* begin *

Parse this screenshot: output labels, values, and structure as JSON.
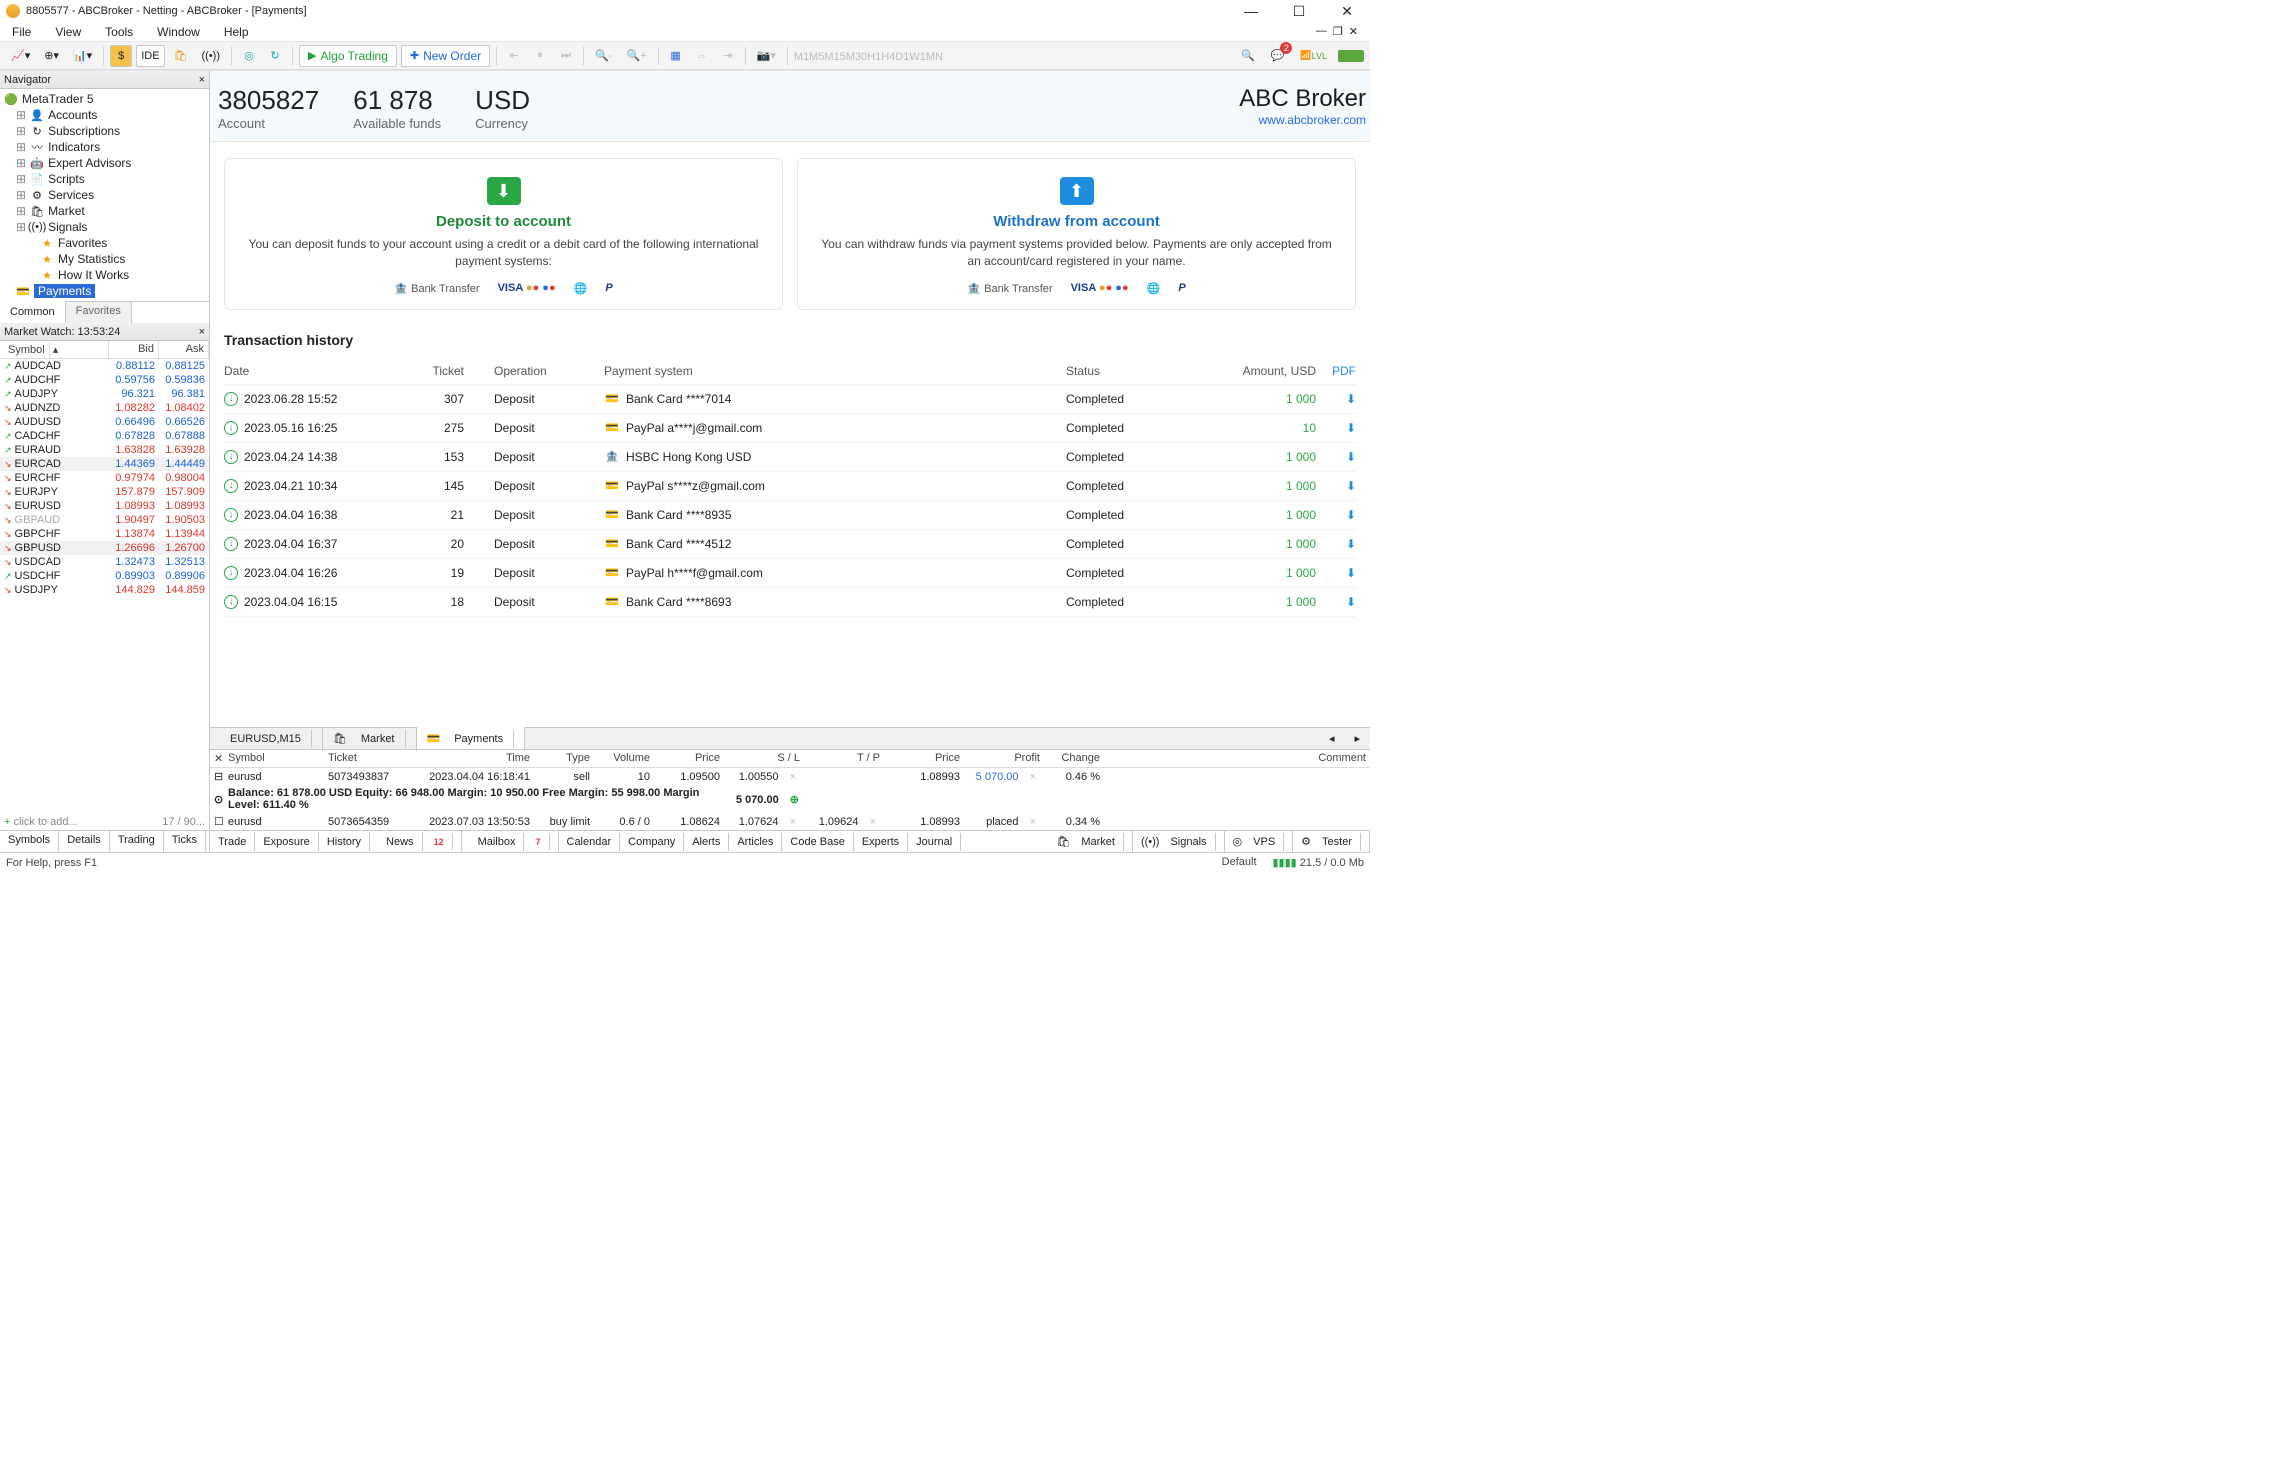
{
  "window": {
    "title": "8805577 - ABCBroker - Netting - ABCBroker - [Payments]"
  },
  "menu": {
    "file": "File",
    "view": "View",
    "tools": "Tools",
    "window": "Window",
    "help": "Help"
  },
  "toolbar": {
    "ide": "IDE",
    "algo": "Algo Trading",
    "neworder": "New Order",
    "timeframes": [
      "M1",
      "M5",
      "M15",
      "M30",
      "H1",
      "H4",
      "D1",
      "W1",
      "MN"
    ],
    "notif_count": "2",
    "lvl": "LVL"
  },
  "navigator": {
    "title": "Navigator",
    "root": "MetaTrader 5",
    "items": [
      "Accounts",
      "Subscriptions",
      "Indicators",
      "Expert Advisors",
      "Scripts",
      "Services",
      "Market",
      "Signals"
    ],
    "signals_children": [
      "Favorites",
      "My Statistics",
      "How It Works"
    ],
    "payments": "Payments",
    "tabs": {
      "common": "Common",
      "favorites": "Favorites"
    }
  },
  "marketwatch": {
    "title": "Market Watch: 13:53:24",
    "cols": {
      "symbol": "Symbol",
      "bid": "Bid",
      "ask": "Ask"
    },
    "rows": [
      {
        "d": "u",
        "s": "AUDCAD",
        "b": "0.88112",
        "a": "0.88125",
        "cls": "up"
      },
      {
        "d": "u",
        "s": "AUDCHF",
        "b": "0.59756",
        "a": "0.59836",
        "cls": "up"
      },
      {
        "d": "u",
        "s": "AUDJPY",
        "b": "96.321",
        "a": "96.381",
        "cls": "up"
      },
      {
        "d": "d",
        "s": "AUDNZD",
        "b": "1.08282",
        "a": "1.08402",
        "cls": "dn"
      },
      {
        "d": "d",
        "s": "AUDUSD",
        "b": "0.66496",
        "a": "0.66526",
        "cls": "up"
      },
      {
        "d": "u",
        "s": "CADCHF",
        "b": "0.67828",
        "a": "0.67888",
        "cls": "up"
      },
      {
        "d": "u",
        "s": "EURAUD",
        "b": "1.63828",
        "a": "1.63928",
        "cls": "dn"
      },
      {
        "d": "d",
        "s": "EURCAD",
        "b": "1.44369",
        "a": "1.44449",
        "cls": "up",
        "shade": true
      },
      {
        "d": "d",
        "s": "EURCHF",
        "b": "0.97974",
        "a": "0.98004",
        "cls": "dn"
      },
      {
        "d": "d",
        "s": "EURJPY",
        "b": "157.879",
        "a": "157.909",
        "cls": "dn"
      },
      {
        "d": "d",
        "s": "EURUSD",
        "b": "1.08993",
        "a": "1.08993",
        "cls": "dn"
      },
      {
        "d": "d",
        "s": "GBPAUD",
        "b": "1.90497",
        "a": "1.90503",
        "cls": "dn",
        "fade": true
      },
      {
        "d": "d",
        "s": "GBPCHF",
        "b": "1.13874",
        "a": "1.13944",
        "cls": "dn"
      },
      {
        "d": "d",
        "s": "GBPUSD",
        "b": "1.26696",
        "a": "1.26700",
        "cls": "dn",
        "shade": true
      },
      {
        "d": "d",
        "s": "USDCAD",
        "b": "1.32473",
        "a": "1.32513",
        "cls": "up"
      },
      {
        "d": "u",
        "s": "USDCHF",
        "b": "0.89903",
        "a": "0.89906",
        "cls": "up"
      },
      {
        "d": "d",
        "s": "USDJPY",
        "b": "144.829",
        "a": "144.859",
        "cls": "dn"
      }
    ],
    "add": "click to add...",
    "count": "17 / 90...",
    "tabs": {
      "symbols": "Symbols",
      "details": "Details",
      "trading": "Trading",
      "ticks": "Ticks"
    }
  },
  "account": {
    "number": "3805827",
    "number_lbl": "Account",
    "funds": "61 878",
    "funds_lbl": "Available funds",
    "ccy": "USD",
    "ccy_lbl": "Currency",
    "broker": "ABC Broker",
    "url": "www.abcbroker.com"
  },
  "deposit": {
    "title": "Deposit to account",
    "text": "You can deposit funds to your account using a credit or a debit card of the following international payment systems:",
    "bank": "Bank Transfer"
  },
  "withdraw": {
    "title": "Withdraw from account",
    "text": "You can withdraw funds via payment systems provided below. Payments are only accepted from an account/card registered in your name.",
    "bank": "Bank Transfer"
  },
  "history": {
    "title": "Transaction history",
    "cols": {
      "date": "Date",
      "ticket": "Ticket",
      "op": "Operation",
      "ps": "Payment system",
      "status": "Status",
      "amount": "Amount, USD",
      "pdf": "PDF"
    },
    "rows": [
      {
        "date": "2023.06.28 15:52",
        "tk": "307",
        "op": "Deposit",
        "ps": "Bank Card ****7014",
        "ico": "card",
        "st": "Completed",
        "am": "1 000"
      },
      {
        "date": "2023.05.16 16:25",
        "tk": "275",
        "op": "Deposit",
        "ps": "PayPal a****j@gmail.com",
        "ico": "card",
        "st": "Completed",
        "am": "10"
      },
      {
        "date": "2023.04.24 14:38",
        "tk": "153",
        "op": "Deposit",
        "ps": "HSBC Hong Kong USD",
        "ico": "bank",
        "st": "Completed",
        "am": "1 000"
      },
      {
        "date": "2023.04.21 10:34",
        "tk": "145",
        "op": "Deposit",
        "ps": "PayPal s****z@gmail.com",
        "ico": "card",
        "st": "Completed",
        "am": "1 000"
      },
      {
        "date": "2023.04.04 16:38",
        "tk": "21",
        "op": "Deposit",
        "ps": "Bank Card ****8935",
        "ico": "card",
        "st": "Completed",
        "am": "1 000"
      },
      {
        "date": "2023.04.04 16:37",
        "tk": "20",
        "op": "Deposit",
        "ps": "Bank Card ****4512",
        "ico": "card",
        "st": "Completed",
        "am": "1 000"
      },
      {
        "date": "2023.04.04 16:26",
        "tk": "19",
        "op": "Deposit",
        "ps": "PayPal h****f@gmail.com",
        "ico": "card",
        "st": "Completed",
        "am": "1 000"
      },
      {
        "date": "2023.04.04 16:15",
        "tk": "18",
        "op": "Deposit",
        "ps": "Bank Card ****8693",
        "ico": "card",
        "st": "Completed",
        "am": "1 000"
      }
    ]
  },
  "bottom_tabs": {
    "eurusd": "EURUSD,M15",
    "market": "Market",
    "payments": "Payments"
  },
  "toolbox": {
    "cols": {
      "symbol": "Symbol",
      "ticket": "Ticket",
      "time": "Time",
      "type": "Type",
      "volume": "Volume",
      "price": "Price",
      "sl": "S / L",
      "tp": "T / P",
      "price2": "Price",
      "profit": "Profit",
      "change": "Change",
      "comment": "Comment"
    },
    "row1": {
      "sym": "eurusd",
      "tk": "5073493837",
      "time": "2023.04.04 16:18:41",
      "type": "sell",
      "vol": "10",
      "price": "1.09500",
      "sl": "1.00550",
      "tp": "",
      "pr2": "1.08993",
      "prof": "5 070.00",
      "chg": "0.46 %"
    },
    "balance": "Balance: 61 878.00 USD   Equity: 66 948.00   Margin: 10 950.00   Free Margin: 55 998.00   Margin Level: 611.40 %",
    "bal_profit": "5 070.00",
    "row2": {
      "sym": "eurusd",
      "tk": "5073654359",
      "time": "2023.07.03 13:50:53",
      "type": "buy limit",
      "vol": "0.6 / 0",
      "price": "1.08624",
      "sl": "1.07624",
      "tp": "1.09624",
      "pr2": "1.08993",
      "prof": "placed",
      "chg": "0.34 %"
    },
    "tabs": {
      "trade": "Trade",
      "exposure": "Exposure",
      "history": "History",
      "news": "News",
      "news_n": "12",
      "mailbox": "Mailbox",
      "mailbox_n": "7",
      "calendar": "Calendar",
      "company": "Company",
      "alerts": "Alerts",
      "articles": "Articles",
      "codebase": "Code Base",
      "experts": "Experts",
      "journal": "Journal",
      "market": "Market",
      "signals": "Signals",
      "vps": "VPS",
      "tester": "Tester"
    }
  },
  "status": {
    "help": "For Help, press F1",
    "profile": "Default",
    "net": "21.5 / 0.0 Mb"
  }
}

* end *

Task objective –
Copy out every line where the word "text" occurs.

In response –
    "text": "You can deposit funds to your account using a credit or a debit card of the following international payment systems:",
    "text": "You can withdraw funds via payment systems provided below. Payments are only accepted from an account/card registered in your name.",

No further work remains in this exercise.